*SUPPLIED DATA*:
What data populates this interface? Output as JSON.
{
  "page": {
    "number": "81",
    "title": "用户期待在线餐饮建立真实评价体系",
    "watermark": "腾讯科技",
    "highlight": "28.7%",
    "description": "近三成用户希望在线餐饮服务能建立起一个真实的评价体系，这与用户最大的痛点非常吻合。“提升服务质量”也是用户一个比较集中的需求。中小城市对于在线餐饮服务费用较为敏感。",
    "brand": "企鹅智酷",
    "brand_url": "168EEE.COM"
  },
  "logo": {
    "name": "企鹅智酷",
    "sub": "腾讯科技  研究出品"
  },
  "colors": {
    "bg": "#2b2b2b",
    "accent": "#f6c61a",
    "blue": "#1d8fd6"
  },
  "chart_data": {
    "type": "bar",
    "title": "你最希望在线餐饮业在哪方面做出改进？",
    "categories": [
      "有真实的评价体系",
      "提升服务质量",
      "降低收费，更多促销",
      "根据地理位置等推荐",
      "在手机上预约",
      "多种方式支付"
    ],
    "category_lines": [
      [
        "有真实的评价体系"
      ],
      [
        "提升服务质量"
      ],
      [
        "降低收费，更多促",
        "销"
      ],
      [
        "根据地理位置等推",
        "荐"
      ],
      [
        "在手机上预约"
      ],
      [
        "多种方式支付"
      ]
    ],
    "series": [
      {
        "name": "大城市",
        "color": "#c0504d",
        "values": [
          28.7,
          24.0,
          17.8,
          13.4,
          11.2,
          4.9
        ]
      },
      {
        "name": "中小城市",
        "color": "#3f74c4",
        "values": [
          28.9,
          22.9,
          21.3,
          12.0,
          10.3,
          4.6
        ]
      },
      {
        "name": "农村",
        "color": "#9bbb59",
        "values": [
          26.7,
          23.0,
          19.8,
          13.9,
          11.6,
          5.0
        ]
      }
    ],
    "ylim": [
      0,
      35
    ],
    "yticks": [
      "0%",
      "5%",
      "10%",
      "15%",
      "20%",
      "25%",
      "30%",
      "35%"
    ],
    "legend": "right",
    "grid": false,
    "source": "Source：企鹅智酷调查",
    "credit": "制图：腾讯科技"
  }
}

...

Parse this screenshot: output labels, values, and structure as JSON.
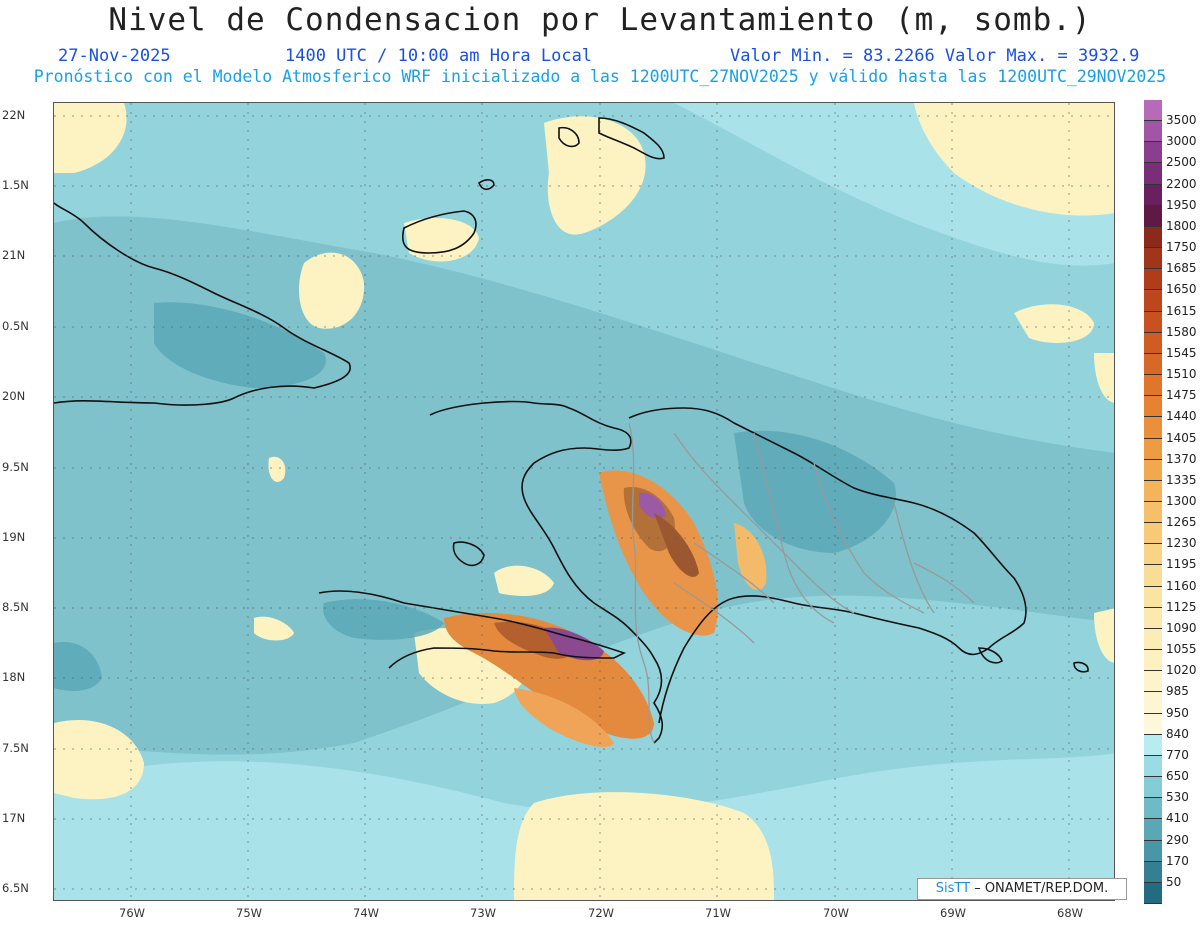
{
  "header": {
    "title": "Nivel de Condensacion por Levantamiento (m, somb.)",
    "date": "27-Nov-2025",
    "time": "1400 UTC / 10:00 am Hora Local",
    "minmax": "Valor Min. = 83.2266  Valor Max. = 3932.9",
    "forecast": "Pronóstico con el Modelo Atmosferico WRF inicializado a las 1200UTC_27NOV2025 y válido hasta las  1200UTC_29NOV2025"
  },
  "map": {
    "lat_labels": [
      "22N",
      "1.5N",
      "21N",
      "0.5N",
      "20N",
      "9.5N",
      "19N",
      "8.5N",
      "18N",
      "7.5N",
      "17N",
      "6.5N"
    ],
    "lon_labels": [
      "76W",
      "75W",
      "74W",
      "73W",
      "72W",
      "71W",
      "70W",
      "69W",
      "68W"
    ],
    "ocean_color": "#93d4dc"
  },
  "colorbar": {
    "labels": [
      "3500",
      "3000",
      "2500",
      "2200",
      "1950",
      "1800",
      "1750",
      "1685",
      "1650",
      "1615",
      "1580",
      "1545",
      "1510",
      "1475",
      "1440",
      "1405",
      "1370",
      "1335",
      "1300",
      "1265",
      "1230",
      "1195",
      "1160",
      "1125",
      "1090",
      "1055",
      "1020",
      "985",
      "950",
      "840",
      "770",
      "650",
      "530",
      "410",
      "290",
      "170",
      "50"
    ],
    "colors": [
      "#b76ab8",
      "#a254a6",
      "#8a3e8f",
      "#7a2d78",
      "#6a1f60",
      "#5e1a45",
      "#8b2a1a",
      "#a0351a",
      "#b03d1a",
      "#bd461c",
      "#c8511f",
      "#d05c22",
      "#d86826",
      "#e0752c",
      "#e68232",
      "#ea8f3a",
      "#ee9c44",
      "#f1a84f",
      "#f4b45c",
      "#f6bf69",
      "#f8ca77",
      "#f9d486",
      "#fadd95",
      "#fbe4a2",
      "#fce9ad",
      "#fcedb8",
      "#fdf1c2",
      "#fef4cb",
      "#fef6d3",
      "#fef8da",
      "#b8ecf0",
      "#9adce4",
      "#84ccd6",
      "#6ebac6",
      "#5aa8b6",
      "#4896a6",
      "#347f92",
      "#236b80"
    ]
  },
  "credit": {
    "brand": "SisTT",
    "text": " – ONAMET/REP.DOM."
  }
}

*INSTRUCTIONS TO FOLLOW*: Among the entries above, identify all lines with "this" and copy them.

*FINISHED TASK*:
What data populates this interface? Output as JSON.
Parse this screenshot: output labels, values, and structure as JSON.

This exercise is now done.